_WHAT TO PRODUCE:_
Only the number is wanted: count the lines in the data with "subtitle" in them.

_SUPPLIED DATA:_
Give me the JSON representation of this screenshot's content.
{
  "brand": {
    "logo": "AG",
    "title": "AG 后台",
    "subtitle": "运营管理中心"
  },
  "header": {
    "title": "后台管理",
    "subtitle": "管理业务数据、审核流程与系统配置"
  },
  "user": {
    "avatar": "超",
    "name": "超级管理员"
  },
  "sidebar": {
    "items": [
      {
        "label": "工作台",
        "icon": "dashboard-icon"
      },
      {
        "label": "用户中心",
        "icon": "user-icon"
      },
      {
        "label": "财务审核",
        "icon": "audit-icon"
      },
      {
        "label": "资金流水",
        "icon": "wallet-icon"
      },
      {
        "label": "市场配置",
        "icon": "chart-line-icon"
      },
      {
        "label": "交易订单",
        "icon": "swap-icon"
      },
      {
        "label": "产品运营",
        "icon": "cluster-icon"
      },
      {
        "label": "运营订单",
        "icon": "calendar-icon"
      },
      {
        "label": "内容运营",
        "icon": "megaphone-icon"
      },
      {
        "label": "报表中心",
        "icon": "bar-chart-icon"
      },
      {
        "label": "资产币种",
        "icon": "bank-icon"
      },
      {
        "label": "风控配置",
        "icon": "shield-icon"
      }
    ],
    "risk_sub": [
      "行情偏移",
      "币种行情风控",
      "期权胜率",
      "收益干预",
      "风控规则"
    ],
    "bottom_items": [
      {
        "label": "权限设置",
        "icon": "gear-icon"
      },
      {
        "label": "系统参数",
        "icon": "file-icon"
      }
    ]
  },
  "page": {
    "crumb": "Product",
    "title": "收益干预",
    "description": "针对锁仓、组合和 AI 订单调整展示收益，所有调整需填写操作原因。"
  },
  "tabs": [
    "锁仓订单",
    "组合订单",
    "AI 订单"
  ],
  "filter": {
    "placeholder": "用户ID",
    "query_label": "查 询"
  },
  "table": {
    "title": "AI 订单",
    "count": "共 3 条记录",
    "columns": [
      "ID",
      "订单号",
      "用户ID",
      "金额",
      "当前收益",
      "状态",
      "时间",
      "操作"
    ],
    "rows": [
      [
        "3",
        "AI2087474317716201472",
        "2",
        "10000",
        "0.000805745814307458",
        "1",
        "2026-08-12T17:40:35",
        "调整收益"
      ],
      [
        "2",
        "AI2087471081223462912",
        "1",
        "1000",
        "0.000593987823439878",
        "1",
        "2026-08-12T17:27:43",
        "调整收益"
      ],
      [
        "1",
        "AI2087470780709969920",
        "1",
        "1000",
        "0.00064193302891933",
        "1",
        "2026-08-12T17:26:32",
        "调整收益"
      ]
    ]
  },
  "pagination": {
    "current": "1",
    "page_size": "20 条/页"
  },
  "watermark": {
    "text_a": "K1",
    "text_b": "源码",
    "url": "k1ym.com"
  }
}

_THE ANSWER:_
2